Given problem a: In the records, from their first line through the line containing "entry-page: 4 [366, 89, 373, 104]", inclusive, replace every "entry-page" with "page-ref" and keep everything else the same. Return only those lines.

Source excerpt:

+++

Last week the company visited London as part of its “Box World Tour” (which, amusingly, seems to have just the one stop outside the US), and while here hosted its first European Analyst Day. These types of events are always worth attending, to meet execs in person and gain a more in-depth perspective on the vendor’s overall strategy, as well as its plans for the European market. The benefit of coinciding it with the customer event was that we had the boss in attendance – co-founder and CEO Aaron Levie presented alongside Box’s GM of Enterprise Whitney Bouck, GM for Europe David Quantrell, and Head of Enterprise Product Marketing Robin Daniels. We also had the chance to hear from and speak directly to several Box customers including Schneider Electric, XL Video and Datix.

Unfortunately much of the strategy and roadmap that was shared was under NDA, but what I can comment on is the incredible rate of growth for Box in Europe. The company’s European office (located in London) only opened in August 2012, and yet already employs an astonishing 40 employees, with plans to add a further 60 by the end of 2013. It already has an Enterprise team to support the European market, and has doubled its customer growth in Europe. This rapid expansion is not limited to direct sales—new European partners were also announced, including COMPAREX, Bytes Software Services, and Softcat. What’s more, the company is already looking towards its next moves—including building a presence in both France and Germany. When the company announced its latest round of funding in July last year it pointed to global expansion, and I think it’s clear to see that Box is determined to take advantage of its current market lead to secure the European market.

While it doesn’t strictly fit into my main focus area of social collaboration, I find Box a very interesting vendor to follow for several reasons. First—clearly—its success in this area is fascinating; while the competition (at least at the consumer end of the market) is fierce, Box has done a fantastic job at positioning itself as the business-focused provider of sync and share solutions, gaining a run in the market long before the competition in the wider ECM market and other content and collaboration areas even saw what was happening. Now, of course, new competitors are popping up all the time, and so Box will need to work hard to maintain that position. Secondly, while it is not a social collaboration vendor, social collaboration features are becoming an increasingly important part of the Box user experience, with new capabilities added during 2012 including @mentions, better profile and company directory features, and the ability to assign tasks from directly within a comment thread. While Box might not be planning a direct assault on the social collaboration market (and it’s not—I checked), I do believe that the social collaboration vendors will ultimately encroach more and more on Box’s territory, and it will be interesting to see how the company handles this. At the moment, Box is taking the position of supporting customers in enabling a best-of-breed approach, integrating with vendors such as Jive through the Box Embed capability to surface Box features in the third-party app. Over time though, market consolidation and the cyclic nature of point-solutions-versus-single-stack will start to challenge this position. There’s much jostling to be done before we see the result of that.

+++

Given problem b: According to the source excerpt, when did Box's European office open?

Annotated element listings:

+++

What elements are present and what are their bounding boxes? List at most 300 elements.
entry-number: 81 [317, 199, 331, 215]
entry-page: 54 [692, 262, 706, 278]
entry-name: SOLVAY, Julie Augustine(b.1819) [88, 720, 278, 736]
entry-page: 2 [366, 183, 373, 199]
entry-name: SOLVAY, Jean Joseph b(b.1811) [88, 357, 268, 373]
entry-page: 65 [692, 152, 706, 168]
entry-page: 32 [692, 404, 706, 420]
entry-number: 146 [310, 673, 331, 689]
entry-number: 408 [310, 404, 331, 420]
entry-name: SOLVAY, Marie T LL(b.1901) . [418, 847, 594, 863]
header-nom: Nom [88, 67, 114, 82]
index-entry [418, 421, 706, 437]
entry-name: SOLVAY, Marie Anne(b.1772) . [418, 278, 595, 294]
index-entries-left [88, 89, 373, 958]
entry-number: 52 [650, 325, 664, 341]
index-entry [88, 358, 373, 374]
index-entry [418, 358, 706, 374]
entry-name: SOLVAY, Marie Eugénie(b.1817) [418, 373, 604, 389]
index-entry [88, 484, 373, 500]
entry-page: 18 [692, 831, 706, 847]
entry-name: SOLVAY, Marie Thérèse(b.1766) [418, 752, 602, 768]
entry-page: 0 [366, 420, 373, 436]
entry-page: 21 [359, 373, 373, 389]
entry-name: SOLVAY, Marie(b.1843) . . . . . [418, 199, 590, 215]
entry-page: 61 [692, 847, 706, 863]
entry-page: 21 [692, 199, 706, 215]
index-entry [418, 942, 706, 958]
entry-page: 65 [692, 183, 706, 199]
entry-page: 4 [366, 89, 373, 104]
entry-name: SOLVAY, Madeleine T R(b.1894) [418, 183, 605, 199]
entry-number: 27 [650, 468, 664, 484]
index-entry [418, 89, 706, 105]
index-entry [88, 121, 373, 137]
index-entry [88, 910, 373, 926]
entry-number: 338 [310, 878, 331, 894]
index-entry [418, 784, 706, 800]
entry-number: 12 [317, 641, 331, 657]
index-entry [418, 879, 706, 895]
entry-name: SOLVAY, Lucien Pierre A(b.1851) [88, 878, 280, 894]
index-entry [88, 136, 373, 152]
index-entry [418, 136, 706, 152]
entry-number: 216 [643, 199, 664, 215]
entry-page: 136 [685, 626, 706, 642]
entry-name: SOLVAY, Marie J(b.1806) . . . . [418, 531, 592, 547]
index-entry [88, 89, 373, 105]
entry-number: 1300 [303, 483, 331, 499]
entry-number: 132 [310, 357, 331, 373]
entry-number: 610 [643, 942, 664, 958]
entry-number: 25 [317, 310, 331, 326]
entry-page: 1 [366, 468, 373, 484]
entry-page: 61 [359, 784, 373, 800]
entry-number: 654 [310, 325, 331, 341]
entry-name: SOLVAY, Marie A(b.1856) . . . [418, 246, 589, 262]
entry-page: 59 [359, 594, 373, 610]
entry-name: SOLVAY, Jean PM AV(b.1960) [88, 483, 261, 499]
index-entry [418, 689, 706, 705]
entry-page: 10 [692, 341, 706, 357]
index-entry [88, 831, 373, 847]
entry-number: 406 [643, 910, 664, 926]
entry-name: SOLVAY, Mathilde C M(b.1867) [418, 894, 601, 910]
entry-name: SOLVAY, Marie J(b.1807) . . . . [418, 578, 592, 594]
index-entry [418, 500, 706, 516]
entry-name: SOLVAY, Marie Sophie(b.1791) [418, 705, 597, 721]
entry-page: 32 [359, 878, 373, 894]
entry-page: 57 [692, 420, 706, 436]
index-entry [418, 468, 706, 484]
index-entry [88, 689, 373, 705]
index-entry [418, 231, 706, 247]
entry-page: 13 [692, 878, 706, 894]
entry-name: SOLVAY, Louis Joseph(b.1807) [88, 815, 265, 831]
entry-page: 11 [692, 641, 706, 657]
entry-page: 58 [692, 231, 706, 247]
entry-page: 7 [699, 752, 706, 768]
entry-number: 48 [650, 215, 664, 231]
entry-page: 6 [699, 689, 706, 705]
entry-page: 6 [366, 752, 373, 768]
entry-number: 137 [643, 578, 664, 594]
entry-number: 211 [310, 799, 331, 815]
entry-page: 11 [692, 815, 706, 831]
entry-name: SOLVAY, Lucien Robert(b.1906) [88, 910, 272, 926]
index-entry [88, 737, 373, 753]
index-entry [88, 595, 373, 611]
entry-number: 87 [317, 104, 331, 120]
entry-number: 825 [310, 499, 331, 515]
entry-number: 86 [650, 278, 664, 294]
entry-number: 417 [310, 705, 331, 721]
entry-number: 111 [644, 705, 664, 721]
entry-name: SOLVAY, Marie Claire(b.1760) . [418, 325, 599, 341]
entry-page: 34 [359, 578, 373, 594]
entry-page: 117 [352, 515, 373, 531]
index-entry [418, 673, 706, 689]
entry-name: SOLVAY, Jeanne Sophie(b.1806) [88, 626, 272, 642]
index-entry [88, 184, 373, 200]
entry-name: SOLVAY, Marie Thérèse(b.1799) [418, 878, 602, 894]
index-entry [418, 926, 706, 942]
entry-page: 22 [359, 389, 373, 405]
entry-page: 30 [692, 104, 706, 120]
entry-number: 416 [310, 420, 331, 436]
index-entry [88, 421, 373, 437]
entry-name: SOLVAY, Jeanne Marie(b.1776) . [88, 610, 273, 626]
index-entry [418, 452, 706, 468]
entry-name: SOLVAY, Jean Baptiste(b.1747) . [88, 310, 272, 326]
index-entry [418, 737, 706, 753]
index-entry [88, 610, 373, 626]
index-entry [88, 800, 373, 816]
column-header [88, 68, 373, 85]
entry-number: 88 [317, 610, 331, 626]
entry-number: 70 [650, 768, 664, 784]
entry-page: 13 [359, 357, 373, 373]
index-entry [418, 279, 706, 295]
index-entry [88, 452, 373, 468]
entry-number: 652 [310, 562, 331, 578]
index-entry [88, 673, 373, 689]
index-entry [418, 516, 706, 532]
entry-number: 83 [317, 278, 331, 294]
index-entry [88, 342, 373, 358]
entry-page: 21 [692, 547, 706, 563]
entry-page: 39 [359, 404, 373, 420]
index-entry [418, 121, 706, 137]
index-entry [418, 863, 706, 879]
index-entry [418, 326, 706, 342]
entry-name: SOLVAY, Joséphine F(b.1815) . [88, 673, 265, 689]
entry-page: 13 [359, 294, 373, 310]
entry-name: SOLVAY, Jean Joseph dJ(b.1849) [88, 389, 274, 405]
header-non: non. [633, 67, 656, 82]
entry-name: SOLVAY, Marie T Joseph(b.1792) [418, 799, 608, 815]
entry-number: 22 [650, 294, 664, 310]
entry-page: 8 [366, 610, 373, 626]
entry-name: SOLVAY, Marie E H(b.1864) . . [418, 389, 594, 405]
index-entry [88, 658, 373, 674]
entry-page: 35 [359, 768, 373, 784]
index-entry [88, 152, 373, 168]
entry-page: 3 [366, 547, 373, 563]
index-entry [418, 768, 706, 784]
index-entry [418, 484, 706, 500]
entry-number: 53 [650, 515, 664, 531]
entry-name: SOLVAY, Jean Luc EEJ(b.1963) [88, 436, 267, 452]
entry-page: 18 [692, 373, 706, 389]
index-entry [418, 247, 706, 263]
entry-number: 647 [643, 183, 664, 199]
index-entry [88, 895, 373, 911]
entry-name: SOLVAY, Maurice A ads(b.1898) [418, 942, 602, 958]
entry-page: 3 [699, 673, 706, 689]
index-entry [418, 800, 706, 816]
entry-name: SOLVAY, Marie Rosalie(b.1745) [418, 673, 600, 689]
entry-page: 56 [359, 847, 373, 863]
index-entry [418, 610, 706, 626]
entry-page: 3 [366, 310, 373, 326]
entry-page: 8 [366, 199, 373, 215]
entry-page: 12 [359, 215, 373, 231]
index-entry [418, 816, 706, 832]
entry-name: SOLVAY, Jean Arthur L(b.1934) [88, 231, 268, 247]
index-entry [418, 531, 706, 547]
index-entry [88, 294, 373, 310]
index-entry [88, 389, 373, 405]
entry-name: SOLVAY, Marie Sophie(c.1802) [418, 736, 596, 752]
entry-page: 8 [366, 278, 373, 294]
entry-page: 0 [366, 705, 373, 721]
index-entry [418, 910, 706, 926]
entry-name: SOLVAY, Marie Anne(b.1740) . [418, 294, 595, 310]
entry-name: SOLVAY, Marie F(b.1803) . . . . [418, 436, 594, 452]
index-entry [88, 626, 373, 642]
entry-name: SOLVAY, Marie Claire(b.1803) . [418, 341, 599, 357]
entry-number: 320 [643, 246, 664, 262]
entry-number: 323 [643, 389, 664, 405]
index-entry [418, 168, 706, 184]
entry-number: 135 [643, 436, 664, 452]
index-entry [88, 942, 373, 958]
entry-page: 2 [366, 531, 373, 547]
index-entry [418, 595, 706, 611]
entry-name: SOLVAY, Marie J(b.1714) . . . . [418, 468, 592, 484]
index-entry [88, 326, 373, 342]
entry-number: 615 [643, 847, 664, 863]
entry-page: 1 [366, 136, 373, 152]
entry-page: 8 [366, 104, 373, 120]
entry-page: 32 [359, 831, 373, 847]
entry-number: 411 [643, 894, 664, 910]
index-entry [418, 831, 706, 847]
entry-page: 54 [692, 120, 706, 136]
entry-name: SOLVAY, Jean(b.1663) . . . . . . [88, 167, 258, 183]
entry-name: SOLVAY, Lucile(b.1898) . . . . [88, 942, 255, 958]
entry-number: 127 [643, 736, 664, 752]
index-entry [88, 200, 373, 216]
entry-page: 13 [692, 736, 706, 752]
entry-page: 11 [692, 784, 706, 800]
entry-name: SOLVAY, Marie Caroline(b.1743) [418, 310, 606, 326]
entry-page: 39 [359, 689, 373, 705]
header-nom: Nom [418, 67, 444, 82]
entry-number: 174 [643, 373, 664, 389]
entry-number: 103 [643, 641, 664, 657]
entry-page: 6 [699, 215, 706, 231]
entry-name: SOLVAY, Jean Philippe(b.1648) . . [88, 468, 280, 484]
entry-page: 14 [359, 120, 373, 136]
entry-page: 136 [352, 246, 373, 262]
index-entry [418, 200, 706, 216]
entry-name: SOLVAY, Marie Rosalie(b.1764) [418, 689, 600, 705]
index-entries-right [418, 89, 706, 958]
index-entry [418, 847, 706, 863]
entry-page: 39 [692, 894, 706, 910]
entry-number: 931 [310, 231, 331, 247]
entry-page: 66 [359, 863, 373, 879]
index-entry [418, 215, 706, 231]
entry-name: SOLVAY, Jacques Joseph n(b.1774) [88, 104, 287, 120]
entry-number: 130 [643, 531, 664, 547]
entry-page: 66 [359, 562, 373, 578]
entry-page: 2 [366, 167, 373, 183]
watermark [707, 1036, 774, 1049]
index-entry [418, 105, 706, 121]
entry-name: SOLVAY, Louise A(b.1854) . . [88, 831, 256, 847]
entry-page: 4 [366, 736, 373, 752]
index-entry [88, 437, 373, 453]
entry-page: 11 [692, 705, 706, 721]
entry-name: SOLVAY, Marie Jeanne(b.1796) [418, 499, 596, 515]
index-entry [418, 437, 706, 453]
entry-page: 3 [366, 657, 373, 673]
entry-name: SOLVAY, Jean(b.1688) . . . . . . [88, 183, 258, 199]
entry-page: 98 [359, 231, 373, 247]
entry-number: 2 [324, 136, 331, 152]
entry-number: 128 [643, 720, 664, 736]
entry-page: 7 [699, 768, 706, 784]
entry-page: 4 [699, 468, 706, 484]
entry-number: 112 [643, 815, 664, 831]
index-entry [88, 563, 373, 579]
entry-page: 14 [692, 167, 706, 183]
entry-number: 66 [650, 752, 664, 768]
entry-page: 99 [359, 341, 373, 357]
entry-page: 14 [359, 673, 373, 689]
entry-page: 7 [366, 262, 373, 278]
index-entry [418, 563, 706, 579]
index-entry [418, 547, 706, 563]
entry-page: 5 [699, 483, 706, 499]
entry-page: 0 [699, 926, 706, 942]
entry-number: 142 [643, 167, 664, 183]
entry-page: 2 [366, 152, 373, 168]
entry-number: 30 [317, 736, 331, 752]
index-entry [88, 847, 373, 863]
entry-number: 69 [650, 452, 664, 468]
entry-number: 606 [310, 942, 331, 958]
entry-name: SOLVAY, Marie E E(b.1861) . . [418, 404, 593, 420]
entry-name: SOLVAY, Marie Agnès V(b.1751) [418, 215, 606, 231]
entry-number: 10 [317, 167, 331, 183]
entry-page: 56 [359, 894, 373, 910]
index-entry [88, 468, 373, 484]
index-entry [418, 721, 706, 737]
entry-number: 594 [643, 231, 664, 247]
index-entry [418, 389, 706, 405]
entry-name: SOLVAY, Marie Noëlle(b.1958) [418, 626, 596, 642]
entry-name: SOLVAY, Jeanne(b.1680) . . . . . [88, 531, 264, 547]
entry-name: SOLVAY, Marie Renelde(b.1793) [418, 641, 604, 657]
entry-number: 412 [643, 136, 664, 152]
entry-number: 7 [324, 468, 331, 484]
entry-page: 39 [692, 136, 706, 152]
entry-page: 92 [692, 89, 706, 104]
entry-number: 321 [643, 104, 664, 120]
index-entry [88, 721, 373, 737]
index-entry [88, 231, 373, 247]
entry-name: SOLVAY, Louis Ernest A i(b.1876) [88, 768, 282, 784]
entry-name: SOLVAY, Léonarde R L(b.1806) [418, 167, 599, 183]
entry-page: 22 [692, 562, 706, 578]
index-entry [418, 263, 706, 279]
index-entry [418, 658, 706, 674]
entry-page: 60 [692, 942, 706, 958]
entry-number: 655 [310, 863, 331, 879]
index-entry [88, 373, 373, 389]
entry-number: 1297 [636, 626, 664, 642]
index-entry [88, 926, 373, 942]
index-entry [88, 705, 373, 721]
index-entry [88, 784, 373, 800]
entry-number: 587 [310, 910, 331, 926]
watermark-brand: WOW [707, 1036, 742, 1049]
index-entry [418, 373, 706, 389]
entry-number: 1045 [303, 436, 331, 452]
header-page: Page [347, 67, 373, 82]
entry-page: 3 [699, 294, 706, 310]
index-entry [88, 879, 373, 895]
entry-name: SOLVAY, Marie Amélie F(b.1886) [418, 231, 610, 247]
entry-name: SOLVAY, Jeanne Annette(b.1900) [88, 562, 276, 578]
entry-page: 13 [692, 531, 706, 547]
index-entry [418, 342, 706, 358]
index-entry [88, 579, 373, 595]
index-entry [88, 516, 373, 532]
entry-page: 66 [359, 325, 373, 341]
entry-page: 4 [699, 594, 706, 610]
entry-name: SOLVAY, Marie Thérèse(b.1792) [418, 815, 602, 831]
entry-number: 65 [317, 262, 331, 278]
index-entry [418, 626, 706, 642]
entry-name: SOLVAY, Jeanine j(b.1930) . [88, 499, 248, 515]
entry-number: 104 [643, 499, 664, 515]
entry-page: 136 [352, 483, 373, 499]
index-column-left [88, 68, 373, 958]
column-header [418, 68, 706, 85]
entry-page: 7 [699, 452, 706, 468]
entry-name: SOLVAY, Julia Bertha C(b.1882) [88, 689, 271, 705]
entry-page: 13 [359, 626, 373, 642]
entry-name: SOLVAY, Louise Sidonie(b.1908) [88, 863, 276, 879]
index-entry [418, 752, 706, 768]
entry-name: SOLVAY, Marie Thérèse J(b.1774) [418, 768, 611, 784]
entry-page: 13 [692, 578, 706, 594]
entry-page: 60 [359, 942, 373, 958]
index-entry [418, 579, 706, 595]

+++

Output a:
What elements are present and what are their bounding boxes? List at most 300 elements.
entry-number: 81 [317, 199, 331, 215]
page-ref: 54 [692, 262, 706, 278]
entry-name: SOLVAY, Julie Augustine(b.1819) [88, 720, 278, 736]
page-ref: 2 [366, 183, 373, 199]
entry-name: SOLVAY, Jean Joseph b(b.1811) [88, 357, 268, 373]
page-ref: 65 [692, 152, 706, 168]
page-ref: 32 [692, 404, 706, 420]
entry-number: 146 [310, 673, 331, 689]
entry-number: 408 [310, 404, 331, 420]
entry-name: SOLVAY, Marie T LL(b.1901) . [418, 847, 594, 863]
header-nom: Nom [88, 67, 114, 82]
index-entry [418, 421, 706, 437]
entry-name: SOLVAY, Marie Anne(b.1772) . [418, 278, 595, 294]
index-entries-left [88, 89, 373, 958]
entry-number: 52 [650, 325, 664, 341]
index-entry [88, 358, 373, 374]
index-entry [418, 358, 706, 374]
entry-name: SOLVAY, Marie Eugénie(b.1817) [418, 373, 604, 389]
index-entry [88, 484, 373, 500]
page-ref: 18 [692, 831, 706, 847]
entry-name: SOLVAY, Marie Thérèse(b.1766) [418, 752, 602, 768]
page-ref: 0 [366, 420, 373, 436]
page-ref: 21 [359, 373, 373, 389]
entry-name: SOLVAY, Marie(b.1843) . . . . . [418, 199, 590, 215]
page-ref: 61 [692, 847, 706, 863]
page-ref: 21 [692, 199, 706, 215]
index-entry [418, 942, 706, 958]
page-ref: 65 [692, 183, 706, 199]
page-ref: 4 [366, 89, 373, 104]

Output b: August 2012